• [The request]: Scan the lines below for the string "Returns" and copy every one that has it.

• [Task inputs]:

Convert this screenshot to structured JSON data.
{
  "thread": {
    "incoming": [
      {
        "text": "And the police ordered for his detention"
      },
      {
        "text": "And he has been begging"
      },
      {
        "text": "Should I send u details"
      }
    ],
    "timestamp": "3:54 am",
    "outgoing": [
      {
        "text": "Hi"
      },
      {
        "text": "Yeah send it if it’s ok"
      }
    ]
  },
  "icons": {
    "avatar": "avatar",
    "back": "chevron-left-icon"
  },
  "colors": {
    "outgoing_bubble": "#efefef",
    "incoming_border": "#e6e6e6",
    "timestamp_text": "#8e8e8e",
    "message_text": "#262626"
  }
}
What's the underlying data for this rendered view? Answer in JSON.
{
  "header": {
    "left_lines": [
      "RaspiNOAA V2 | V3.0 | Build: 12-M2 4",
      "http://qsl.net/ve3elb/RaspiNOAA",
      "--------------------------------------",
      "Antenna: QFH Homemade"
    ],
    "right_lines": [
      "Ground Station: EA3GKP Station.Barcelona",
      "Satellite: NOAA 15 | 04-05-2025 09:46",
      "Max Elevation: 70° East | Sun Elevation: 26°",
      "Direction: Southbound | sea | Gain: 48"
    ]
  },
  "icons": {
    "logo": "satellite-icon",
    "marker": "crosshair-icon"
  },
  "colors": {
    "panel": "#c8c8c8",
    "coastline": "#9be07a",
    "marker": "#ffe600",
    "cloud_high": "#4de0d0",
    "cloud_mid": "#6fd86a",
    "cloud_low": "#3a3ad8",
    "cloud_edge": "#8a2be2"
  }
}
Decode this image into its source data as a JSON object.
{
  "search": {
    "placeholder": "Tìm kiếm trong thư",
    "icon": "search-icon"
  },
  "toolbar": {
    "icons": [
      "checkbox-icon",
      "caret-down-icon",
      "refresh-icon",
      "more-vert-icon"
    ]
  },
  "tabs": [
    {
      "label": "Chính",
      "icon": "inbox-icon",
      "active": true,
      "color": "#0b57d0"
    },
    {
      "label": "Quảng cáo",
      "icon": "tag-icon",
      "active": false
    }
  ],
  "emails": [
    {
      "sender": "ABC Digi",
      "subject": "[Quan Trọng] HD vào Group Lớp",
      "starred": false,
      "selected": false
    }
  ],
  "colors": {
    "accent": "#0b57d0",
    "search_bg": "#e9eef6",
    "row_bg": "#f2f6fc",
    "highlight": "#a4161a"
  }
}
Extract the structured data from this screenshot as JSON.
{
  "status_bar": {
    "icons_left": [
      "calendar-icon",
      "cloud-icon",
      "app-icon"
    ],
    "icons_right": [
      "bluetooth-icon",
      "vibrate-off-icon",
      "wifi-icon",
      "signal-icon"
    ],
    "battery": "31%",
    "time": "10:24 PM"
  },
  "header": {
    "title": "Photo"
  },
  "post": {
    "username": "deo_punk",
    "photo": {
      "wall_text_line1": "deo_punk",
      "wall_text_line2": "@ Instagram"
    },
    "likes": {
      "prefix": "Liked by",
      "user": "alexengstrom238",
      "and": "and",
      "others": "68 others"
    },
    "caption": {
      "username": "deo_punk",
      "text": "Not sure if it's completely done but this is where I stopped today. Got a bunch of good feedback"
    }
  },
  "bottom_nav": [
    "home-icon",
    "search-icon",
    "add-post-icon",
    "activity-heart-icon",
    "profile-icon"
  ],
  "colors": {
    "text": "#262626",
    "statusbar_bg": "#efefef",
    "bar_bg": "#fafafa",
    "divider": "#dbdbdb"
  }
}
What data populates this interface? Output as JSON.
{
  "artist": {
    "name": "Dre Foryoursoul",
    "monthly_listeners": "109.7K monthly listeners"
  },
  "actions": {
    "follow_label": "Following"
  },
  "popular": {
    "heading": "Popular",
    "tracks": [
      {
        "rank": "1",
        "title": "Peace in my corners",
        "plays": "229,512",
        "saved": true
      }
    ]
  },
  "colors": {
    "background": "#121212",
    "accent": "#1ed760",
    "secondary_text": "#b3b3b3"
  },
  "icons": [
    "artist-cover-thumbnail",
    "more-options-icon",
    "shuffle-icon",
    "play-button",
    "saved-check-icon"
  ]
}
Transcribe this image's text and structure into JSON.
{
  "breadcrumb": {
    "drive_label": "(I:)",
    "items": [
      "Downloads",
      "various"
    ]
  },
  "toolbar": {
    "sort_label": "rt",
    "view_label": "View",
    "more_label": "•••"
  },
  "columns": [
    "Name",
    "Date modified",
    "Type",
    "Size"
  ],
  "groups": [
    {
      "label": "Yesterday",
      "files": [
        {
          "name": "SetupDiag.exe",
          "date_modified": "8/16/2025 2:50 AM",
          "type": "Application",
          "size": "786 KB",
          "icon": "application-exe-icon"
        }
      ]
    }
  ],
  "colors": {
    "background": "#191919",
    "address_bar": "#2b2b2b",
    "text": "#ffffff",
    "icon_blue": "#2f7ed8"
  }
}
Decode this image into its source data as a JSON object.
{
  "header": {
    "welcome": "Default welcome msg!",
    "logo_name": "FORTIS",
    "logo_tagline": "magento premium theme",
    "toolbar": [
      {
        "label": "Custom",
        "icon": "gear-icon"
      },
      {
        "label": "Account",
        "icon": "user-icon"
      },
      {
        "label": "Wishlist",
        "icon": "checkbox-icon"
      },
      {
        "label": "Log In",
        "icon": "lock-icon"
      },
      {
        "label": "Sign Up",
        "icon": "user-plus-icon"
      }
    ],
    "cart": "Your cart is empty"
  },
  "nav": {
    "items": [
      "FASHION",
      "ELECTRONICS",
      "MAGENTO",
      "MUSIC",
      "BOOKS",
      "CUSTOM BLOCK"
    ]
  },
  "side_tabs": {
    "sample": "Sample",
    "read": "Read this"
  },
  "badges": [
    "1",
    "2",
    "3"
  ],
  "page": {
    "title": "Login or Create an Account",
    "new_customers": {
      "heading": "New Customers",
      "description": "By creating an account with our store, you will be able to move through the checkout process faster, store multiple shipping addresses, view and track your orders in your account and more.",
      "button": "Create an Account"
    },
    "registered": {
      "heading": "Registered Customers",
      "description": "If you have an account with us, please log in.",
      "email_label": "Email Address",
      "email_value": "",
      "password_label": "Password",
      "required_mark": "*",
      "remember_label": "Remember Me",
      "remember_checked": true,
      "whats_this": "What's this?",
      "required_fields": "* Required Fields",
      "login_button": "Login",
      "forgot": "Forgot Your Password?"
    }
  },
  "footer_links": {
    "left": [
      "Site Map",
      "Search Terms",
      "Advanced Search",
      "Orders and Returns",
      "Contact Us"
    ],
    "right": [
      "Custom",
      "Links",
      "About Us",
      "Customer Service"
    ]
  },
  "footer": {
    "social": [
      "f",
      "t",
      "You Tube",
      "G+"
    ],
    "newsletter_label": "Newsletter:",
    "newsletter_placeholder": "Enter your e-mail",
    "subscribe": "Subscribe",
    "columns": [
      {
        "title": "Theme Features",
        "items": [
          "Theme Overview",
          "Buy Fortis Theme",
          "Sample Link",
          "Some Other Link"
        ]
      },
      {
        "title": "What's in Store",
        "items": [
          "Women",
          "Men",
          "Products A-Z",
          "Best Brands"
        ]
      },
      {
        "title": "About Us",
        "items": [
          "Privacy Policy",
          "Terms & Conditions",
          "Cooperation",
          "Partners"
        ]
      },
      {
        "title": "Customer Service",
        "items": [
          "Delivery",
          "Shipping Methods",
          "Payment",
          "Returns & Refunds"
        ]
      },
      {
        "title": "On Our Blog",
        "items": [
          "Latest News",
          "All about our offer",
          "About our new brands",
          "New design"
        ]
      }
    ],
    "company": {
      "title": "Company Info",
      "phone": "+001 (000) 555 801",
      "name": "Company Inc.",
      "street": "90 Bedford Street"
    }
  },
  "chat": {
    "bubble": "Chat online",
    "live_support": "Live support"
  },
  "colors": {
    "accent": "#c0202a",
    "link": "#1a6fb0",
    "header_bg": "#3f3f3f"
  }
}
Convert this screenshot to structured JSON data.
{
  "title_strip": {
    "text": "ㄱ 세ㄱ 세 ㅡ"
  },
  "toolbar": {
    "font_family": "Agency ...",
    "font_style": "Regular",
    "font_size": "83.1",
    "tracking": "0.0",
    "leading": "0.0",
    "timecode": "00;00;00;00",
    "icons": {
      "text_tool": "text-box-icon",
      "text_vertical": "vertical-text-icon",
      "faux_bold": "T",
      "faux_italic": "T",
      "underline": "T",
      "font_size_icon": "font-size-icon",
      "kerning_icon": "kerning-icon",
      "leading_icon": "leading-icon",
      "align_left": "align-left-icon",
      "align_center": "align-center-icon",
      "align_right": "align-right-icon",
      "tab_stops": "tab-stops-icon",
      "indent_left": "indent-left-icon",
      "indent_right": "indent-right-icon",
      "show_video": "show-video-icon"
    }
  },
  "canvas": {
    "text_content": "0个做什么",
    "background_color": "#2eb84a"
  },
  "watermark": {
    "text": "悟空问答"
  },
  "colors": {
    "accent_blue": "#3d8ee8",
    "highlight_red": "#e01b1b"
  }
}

• [Exercise response]:
      "Orders and Returns",
          "Returns & Refunds"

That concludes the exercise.